Directive
Reproduce each line exactly.

Record set

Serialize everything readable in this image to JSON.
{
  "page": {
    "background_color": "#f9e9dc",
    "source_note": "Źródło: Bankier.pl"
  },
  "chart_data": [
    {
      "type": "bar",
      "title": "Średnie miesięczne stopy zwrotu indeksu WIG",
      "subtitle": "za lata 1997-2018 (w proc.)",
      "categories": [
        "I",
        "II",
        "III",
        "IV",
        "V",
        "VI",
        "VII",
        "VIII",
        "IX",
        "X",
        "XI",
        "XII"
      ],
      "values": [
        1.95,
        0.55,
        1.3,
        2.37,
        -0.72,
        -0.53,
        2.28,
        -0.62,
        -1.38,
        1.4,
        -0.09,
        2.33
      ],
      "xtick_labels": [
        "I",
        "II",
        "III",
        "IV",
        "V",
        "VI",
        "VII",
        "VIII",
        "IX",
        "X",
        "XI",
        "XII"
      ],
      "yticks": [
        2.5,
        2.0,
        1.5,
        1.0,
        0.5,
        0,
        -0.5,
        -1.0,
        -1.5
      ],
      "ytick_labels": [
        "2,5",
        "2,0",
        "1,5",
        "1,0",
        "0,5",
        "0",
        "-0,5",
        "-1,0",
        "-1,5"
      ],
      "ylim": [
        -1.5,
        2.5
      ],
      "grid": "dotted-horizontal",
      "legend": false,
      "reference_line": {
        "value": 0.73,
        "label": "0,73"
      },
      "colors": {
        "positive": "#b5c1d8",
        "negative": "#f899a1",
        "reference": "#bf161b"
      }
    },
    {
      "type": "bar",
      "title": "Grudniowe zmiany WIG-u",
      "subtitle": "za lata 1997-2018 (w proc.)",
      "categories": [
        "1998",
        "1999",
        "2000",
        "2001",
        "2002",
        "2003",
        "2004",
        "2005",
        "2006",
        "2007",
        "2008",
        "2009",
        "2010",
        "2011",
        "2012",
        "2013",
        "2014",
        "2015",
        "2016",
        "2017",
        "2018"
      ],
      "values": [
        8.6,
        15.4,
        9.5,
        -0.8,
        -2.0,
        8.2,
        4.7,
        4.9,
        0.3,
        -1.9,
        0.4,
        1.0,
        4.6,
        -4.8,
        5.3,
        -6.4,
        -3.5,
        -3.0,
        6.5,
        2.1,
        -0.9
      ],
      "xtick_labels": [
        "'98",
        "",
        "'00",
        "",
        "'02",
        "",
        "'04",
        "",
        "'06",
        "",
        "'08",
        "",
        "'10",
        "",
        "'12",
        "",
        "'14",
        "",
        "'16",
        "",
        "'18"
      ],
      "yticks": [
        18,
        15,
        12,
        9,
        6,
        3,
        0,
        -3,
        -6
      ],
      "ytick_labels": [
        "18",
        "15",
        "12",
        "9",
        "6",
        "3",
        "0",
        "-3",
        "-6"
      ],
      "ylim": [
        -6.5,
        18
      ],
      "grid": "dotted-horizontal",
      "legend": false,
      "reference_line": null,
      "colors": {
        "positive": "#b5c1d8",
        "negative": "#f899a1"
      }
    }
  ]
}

Result for this exercise
Serialize everything readable in this image to JSON.
{
  "page": {
    "background_color": "#f9e9dc",
    "source_note": "Źródło: Bankier.pl"
  },
  "chart_data": [
    {
      "type": "bar",
      "title": "Średnie miesięczne stopy zwrotu indeksu WIG",
      "subtitle": "za lata 1997-2018 (w proc.)",
      "categories": [
        "I",
        "II",
        "III",
        "IV",
        "V",
        "VI",
        "VII",
        "VIII",
        "IX",
        "X",
        "XI",
        "XII"
      ],
      "values": [
        1.95,
        0.55,
        1.3,
        2.37,
        -0.72,
        -0.53,
        2.28,
        -0.62,
        -1.38,
        1.4,
        -0.09,
        2.33
      ],
      "xtick_labels": [
        "I",
        "II",
        "III",
        "IV",
        "V",
        "VI",
        "VII",
        "VIII",
        "IX",
        "X",
        "XI",
        "XII"
      ],
      "yticks": [
        2.5,
        2.0,
        1.5,
        1.0,
        0.5,
        0,
        -0.5,
        -1.0,
        -1.5
      ],
      "ytick_labels": [
        "2,5",
        "2,0",
        "1,5",
        "1,0",
        "0,5",
        "0",
        "-0,5",
        "-1,0",
        "-1,5"
      ],
      "ylim": [
        -1.5,
        2.5
      ],
      "grid": "dotted-horizontal",
      "legend": false,
      "reference_line": {
        "value": 0.73,
        "label": "0,73"
      },
      "colors": {
        "positive": "#b5c1d8",
        "negative": "#f899a1",
        "reference": "#bf161b"
      }
    },
    {
      "type": "bar",
      "title": "Grudniowe zmiany WIG-u",
      "subtitle": "za lata 1997-2018 (w proc.)",
      "categories": [
        "1998",
        "1999",
        "2000",
        "2001",
        "2002",
        "2003",
        "2004",
        "2005",
        "2006",
        "2007",
        "2008",
        "2009",
        "2010",
        "2011",
        "2012",
        "2013",
        "2014",
        "2015",
        "2016",
        "2017",
        "2018"
      ],
      "values": [
        8.6,
        15.4,
        9.5,
        -0.8,
        -2.0,
        8.2,
        4.7,
        4.9,
        0.3,
        -1.9,
        0.4,
        1.0,
        4.6,
        -4.8,
        5.3,
        -6.4,
        -3.5,
        -3.0,
        6.5,
        2.1,
        -0.9
      ],
      "xtick_labels": [
        "'98",
        "",
        "'00",
        "",
        "'02",
        "",
        "'04",
        "",
        "'06",
        "",
        "'08",
        "",
        "'10",
        "",
        "'12",
        "",
        "'14",
        "",
        "'16",
        "",
        "'18"
      ],
      "yticks": [
        18,
        15,
        12,
        9,
        6,
        3,
        0,
        -3,
        -6
      ],
      "ytick_labels": [
        "18",
        "15",
        "12",
        "9",
        "6",
        "3",
        "0",
        "-3",
        "-6"
      ],
      "ylim": [
        -6.5,
        18
      ],
      "grid": "dotted-horizontal",
      "legend": false,
      "reference_line": null,
      "colors": {
        "positive": "#b5c1d8",
        "negative": "#f899a1"
      }
    }
  ]
}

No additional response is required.